Records supplied:
* * * *
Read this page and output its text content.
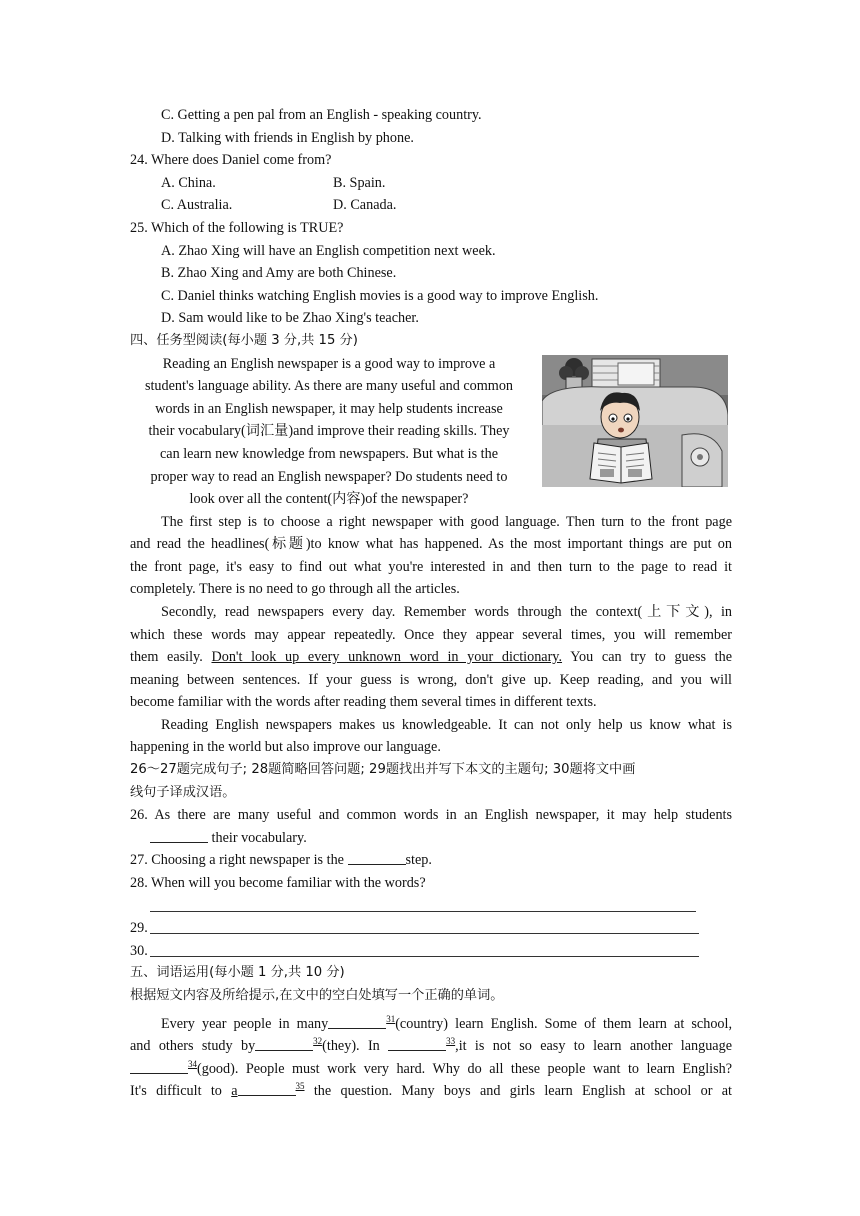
C. Getting a pen pal from an English - speaking country.
D. Talking with friends in English by phone.
24. Where does Daniel come from?
A. China.	B. Spain.
C. Australia.	D. Canada.
25. Which of the following is TRUE?
A. Zhao Xing will have an English competition next week.
B. Zhao Xing and Amy are both Chinese.
C. Daniel thinks watching English movies is a good way to improve English.
D. Sam would like to be Zhao Xing's teacher.
四、任务型阅读(每小题 3 分,共 15 分)
Reading an English newspaper is a good way to improve a
student's language ability. As there are many useful and common
words in an English newspaper, it may help students increase
their vocabulary(词汇量)and improve their reading skills. They
can learn new knowledge from newspapers. But what is the
proper way to read an English newspaper? Do students need to
look over all the content(内容)of the newspaper?
The first step is to choose a right newspaper with good language. Then turn to the front page
and read the headlines(标题)to know what has happened. As the most important things are put on
the front page, it's easy to find out what you're interested in and then turn to the page to read it
completely. There is no need to go through all the articles.
Secondly, read newspapers every day. Remember words through the context(上下文), in
which these words may appear repeatedly. Once they appear several times, you will remember
them easily. Don't look up every unknown word in your dictionary. You can try to guess the
meaning between sentences. If your guess is wrong, don't give up. Keep reading, and you will
become familiar with the words after reading them several times in different texts.
Reading English newspapers makes us knowledgeable. It can not only help us know what is
happening in the world but also improve our language.
26～27题完成句子; 28题简略回答问题; 29题找出并写下本文的主题句; 30题将文中画
线句子译成汉语。
26. As there are many useful and common words in an English newspaper, it may help students
their vocabulary.
27. Choosing a right newspaper is the	step.
28. When will you become familiar with the words?
29.
30.
五、词语运用(每小题 1 分,共 10 分)
根据短文内容及所给提示,在文中的空白处填写一个正确的单词。
Every year people in many	$^{31}$(country) learn English. Some of them learn at school,
and others study by	$^{32}$(they). In	$^{33}$,it is not so easy to learn another language
$^{34}$(good). People must work very hard. Why do all these people want to learn English?
It's difficult to a	$^{35}$ the question. Many boys and girls learn English at school or at
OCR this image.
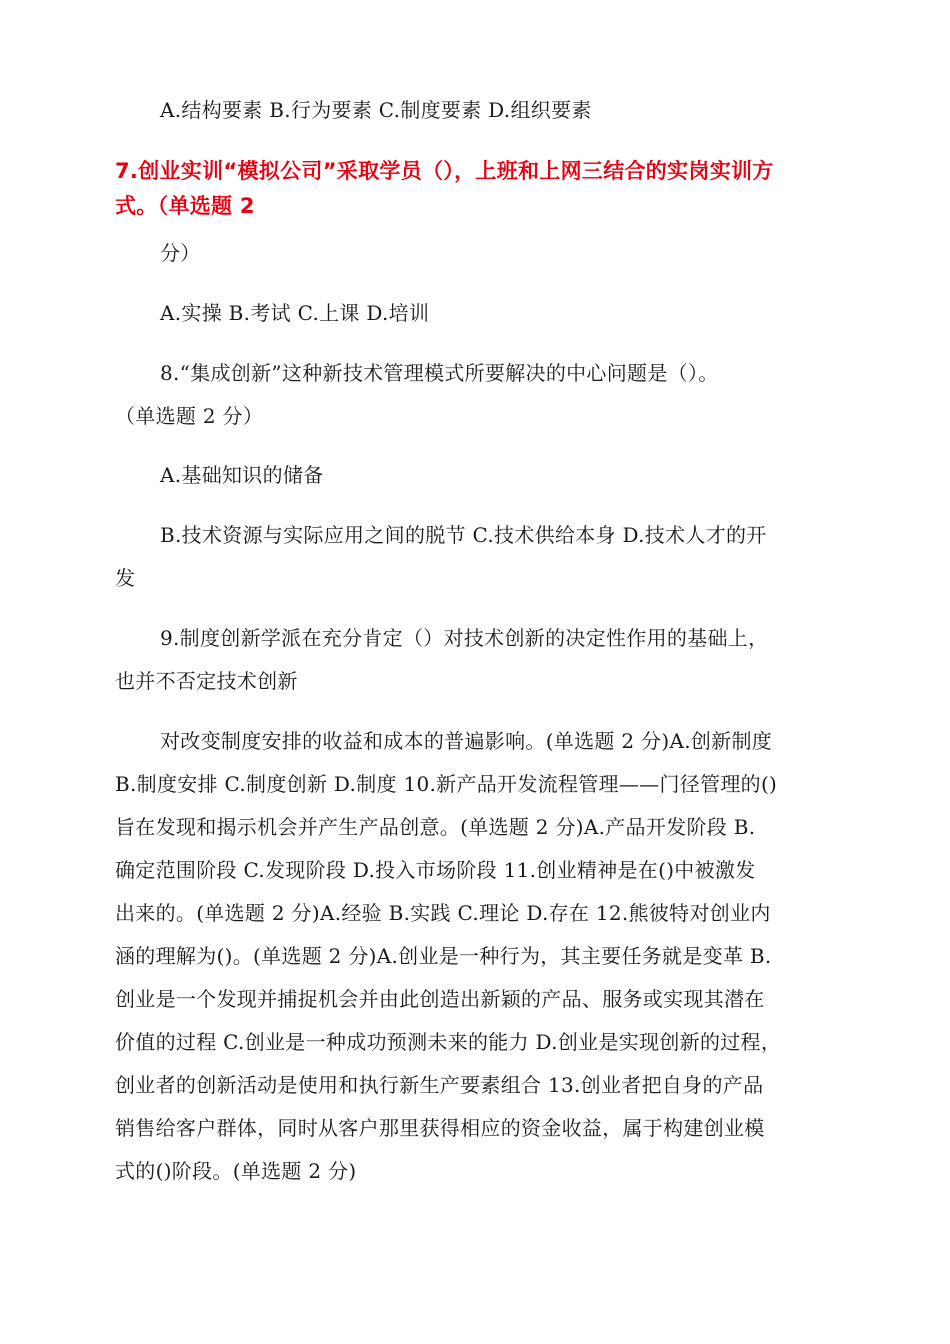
A.结构要素 B.行为要素 C.制度要素 D.组织要素
7.创业实训“模拟公司”采取学员（），上班和上网三结合的实岗实训方
式。（单选题 2
分）
A.实操 B.考试 C.上课 D.培训
8.“集成创新”这种新技术管理模式所要解决的中心问题是（）。
（单选题 2 分）
A.基础知识的储备
B.技术资源与实际应用之间的脱节 C.技术供给本身 D.技术人才的开
发
9.制度创新学派在充分肯定（）对技术创新的决定性作用的基础上，
也并不否定技术创新
对改变制度安排的收益和成本的普遍影响。(单选题 2 分)A.创新制度
B.制度安排 C.制度创新 D.制度 10.新产品开发流程管理——门径管理的()
旨在发现和揭示机会并产生产品创意。(单选题 2 分)A.产品开发阶段 B.
确定范围阶段 C.发现阶段 D.投入市场阶段 11.创业精神是在()中被激发
出来的。(单选题 2 分)A.经验 B.实践 C.理论 D.存在 12.熊彼特对创业内
涵的理解为()。(单选题 2 分)A.创业是一种行为，其主要任务就是变革 B.
创业是一个发现并捕捉机会并由此创造出新颖的产品、服务或实现其潜在
价值的过程 C.创业是一种成功预测未来的能力 D.创业是实现创新的过程，
创业者的创新活动是使用和执行新生产要素组合 13.创业者把自身的产品
销售给客户群体，同时从客户那里获得相应的资金收益，属于构建创业模
式的()阶段。(单选题 2 分)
* * * *
Work to be completed: Quote exactly, and nothing besides, the lines from the one with "OCR this image." through the end of the records above; include both ends and omit the pictures.

Result of the task:
OCR this image.
A.结构要素 B.行为要素 C.制度要素 D.组织要素
7.创业实训“模拟公司”采取学员（），上班和上网三结合的实岗实训方
式。（单选题 2
分）
A.实操 B.考试 C.上课 D.培训
8.“集成创新”这种新技术管理模式所要解决的中心问题是（）。
（单选题 2 分）
A.基础知识的储备
B.技术资源与实际应用之间的脱节 C.技术供给本身 D.技术人才的开
发
9.制度创新学派在充分肯定（）对技术创新的决定性作用的基础上，
也并不否定技术创新
对改变制度安排的收益和成本的普遍影响。(单选题 2 分)A.创新制度
B.制度安排 C.制度创新 D.制度 10.新产品开发流程管理——门径管理的()
旨在发现和揭示机会并产生产品创意。(单选题 2 分)A.产品开发阶段 B.
确定范围阶段 C.发现阶段 D.投入市场阶段 11.创业精神是在()中被激发
出来的。(单选题 2 分)A.经验 B.实践 C.理论 D.存在 12.熊彼特对创业内
涵的理解为()。(单选题 2 分)A.创业是一种行为，其主要任务就是变革 B.
创业是一个发现并捕捉机会并由此创造出新颖的产品、服务或实现其潜在
价值的过程 C.创业是一种成功预测未来的能力 D.创业是实现创新的过程，
创业者的创新活动是使用和执行新生产要素组合 13.创业者把自身的产品
销售给客户群体，同时从客户那里获得相应的资金收益，属于构建创业模
式的()阶段。(单选题 2 分)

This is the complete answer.